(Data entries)
=======
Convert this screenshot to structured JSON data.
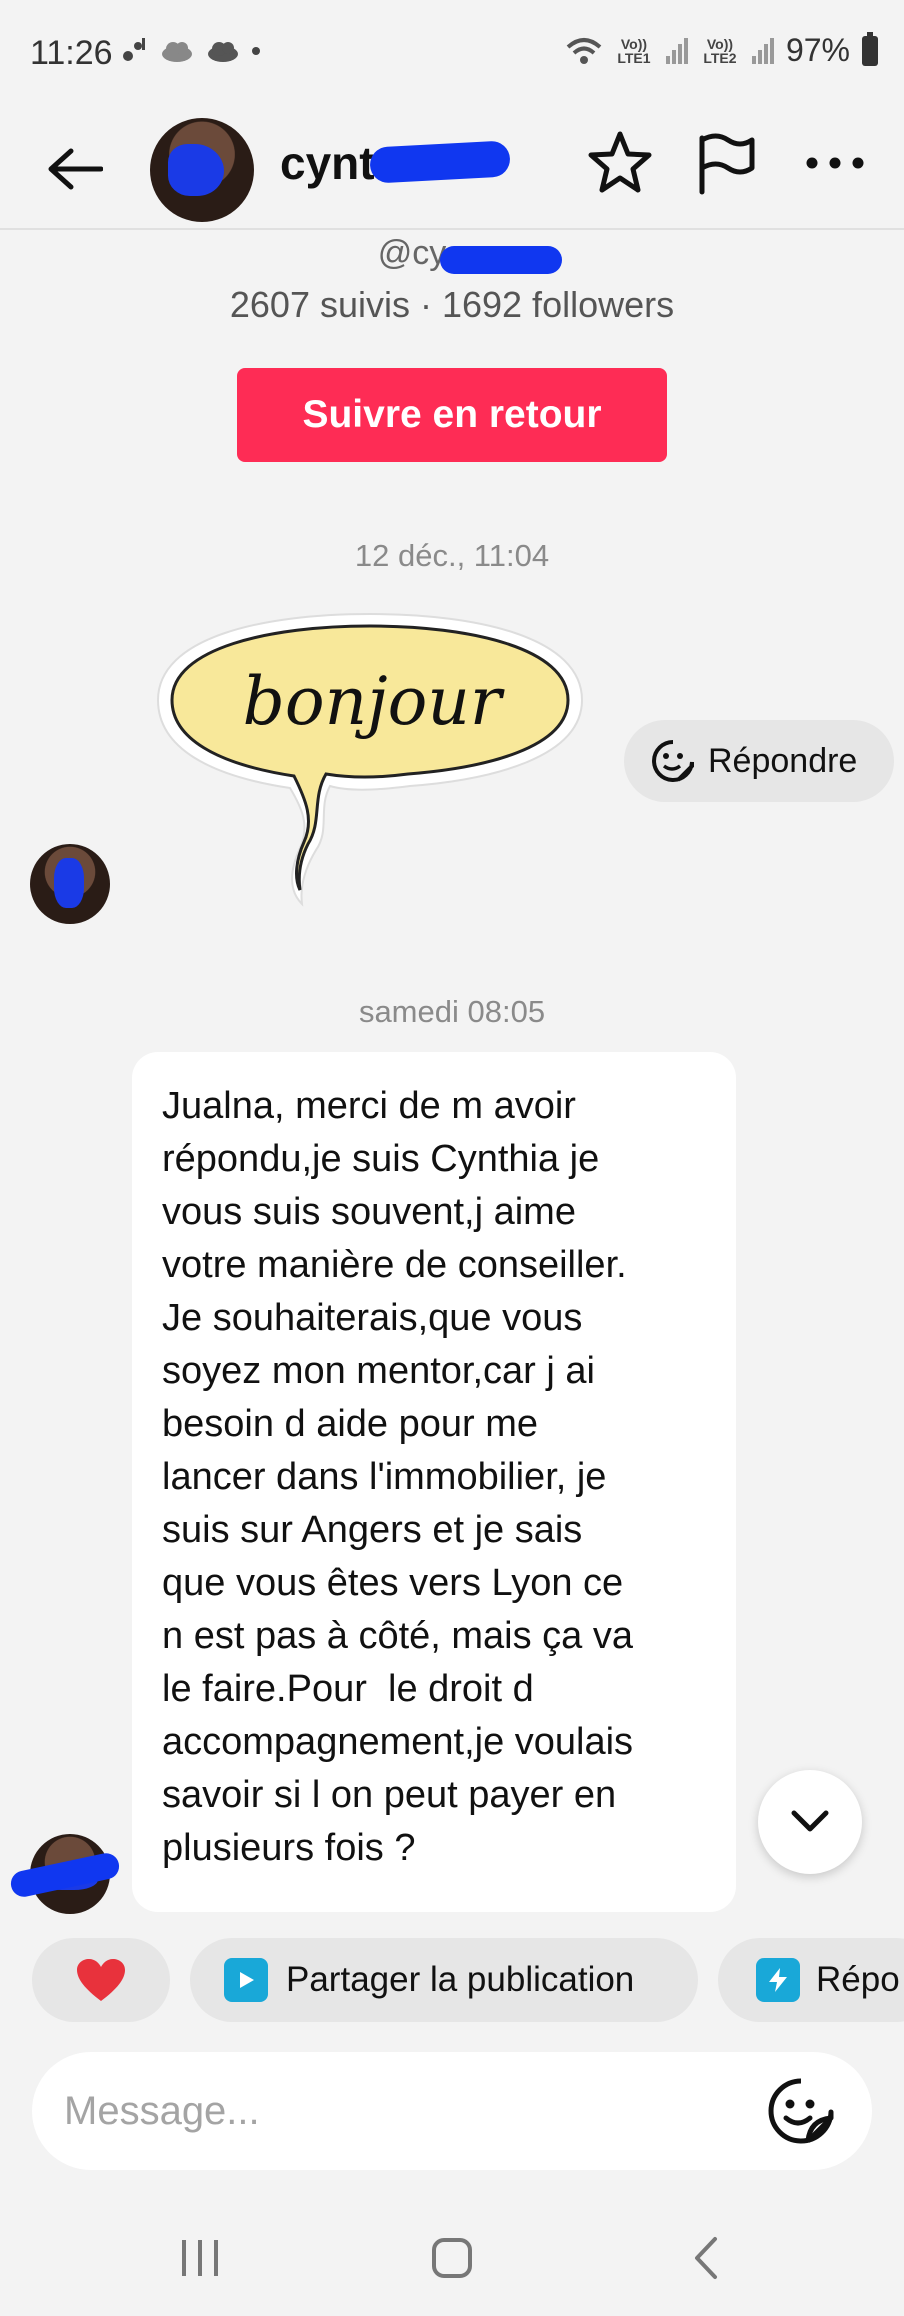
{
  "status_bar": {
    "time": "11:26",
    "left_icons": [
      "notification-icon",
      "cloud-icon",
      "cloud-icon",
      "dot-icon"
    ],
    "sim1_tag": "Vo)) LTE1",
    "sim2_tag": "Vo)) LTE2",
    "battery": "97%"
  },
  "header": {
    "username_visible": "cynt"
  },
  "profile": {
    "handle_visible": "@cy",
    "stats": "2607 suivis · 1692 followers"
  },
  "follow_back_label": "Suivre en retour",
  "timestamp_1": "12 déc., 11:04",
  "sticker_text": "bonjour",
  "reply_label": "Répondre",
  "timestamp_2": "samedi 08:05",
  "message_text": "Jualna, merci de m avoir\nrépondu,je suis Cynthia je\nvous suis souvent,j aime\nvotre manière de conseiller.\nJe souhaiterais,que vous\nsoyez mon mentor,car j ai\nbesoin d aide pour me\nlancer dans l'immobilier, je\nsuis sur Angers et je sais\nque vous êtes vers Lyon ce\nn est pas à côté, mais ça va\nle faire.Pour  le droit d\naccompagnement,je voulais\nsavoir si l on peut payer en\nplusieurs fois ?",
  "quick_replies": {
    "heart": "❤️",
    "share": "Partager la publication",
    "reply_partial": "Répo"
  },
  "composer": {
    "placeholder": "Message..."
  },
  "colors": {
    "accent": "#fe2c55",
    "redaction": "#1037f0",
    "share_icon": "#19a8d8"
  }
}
=======
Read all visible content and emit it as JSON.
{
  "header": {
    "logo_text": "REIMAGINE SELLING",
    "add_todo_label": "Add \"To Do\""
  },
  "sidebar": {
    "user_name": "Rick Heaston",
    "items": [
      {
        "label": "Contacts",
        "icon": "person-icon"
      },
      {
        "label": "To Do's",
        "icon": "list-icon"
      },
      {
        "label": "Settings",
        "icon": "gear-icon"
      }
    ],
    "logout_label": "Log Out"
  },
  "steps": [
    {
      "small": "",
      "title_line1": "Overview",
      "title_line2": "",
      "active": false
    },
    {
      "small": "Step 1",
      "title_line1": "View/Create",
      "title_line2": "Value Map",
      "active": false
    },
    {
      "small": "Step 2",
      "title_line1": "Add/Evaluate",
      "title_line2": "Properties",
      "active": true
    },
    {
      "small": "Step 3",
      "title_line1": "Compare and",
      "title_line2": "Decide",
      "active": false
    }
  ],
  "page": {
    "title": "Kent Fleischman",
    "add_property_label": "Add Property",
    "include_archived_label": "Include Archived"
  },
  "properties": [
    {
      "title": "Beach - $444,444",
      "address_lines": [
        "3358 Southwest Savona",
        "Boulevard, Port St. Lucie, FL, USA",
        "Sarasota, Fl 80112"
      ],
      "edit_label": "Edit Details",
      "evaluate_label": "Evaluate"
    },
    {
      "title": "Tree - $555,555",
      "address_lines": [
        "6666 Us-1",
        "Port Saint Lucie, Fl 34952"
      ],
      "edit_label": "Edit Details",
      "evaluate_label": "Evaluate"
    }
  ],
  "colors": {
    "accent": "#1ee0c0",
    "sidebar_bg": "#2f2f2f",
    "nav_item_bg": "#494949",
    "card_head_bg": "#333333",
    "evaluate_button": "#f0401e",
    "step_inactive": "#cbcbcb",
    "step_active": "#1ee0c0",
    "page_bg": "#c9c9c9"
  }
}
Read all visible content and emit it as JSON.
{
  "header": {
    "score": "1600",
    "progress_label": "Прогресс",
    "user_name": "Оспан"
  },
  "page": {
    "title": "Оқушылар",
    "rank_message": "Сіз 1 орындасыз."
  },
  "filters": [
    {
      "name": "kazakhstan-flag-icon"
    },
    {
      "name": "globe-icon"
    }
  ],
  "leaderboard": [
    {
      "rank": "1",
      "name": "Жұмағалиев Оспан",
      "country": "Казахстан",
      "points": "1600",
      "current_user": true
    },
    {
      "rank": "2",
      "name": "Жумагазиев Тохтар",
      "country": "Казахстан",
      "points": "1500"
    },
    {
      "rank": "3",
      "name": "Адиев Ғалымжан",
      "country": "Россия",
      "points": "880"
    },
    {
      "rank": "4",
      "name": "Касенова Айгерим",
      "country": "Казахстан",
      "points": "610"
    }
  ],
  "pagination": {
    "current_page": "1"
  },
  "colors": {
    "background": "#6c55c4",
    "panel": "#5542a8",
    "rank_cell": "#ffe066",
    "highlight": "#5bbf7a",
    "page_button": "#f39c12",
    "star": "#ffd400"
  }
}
=======
## WHAT THIS TASK INVOLVES
Look through the entries above and count each line holding "Оспан"; report the count alone.

## EXPECTED ANSWER
2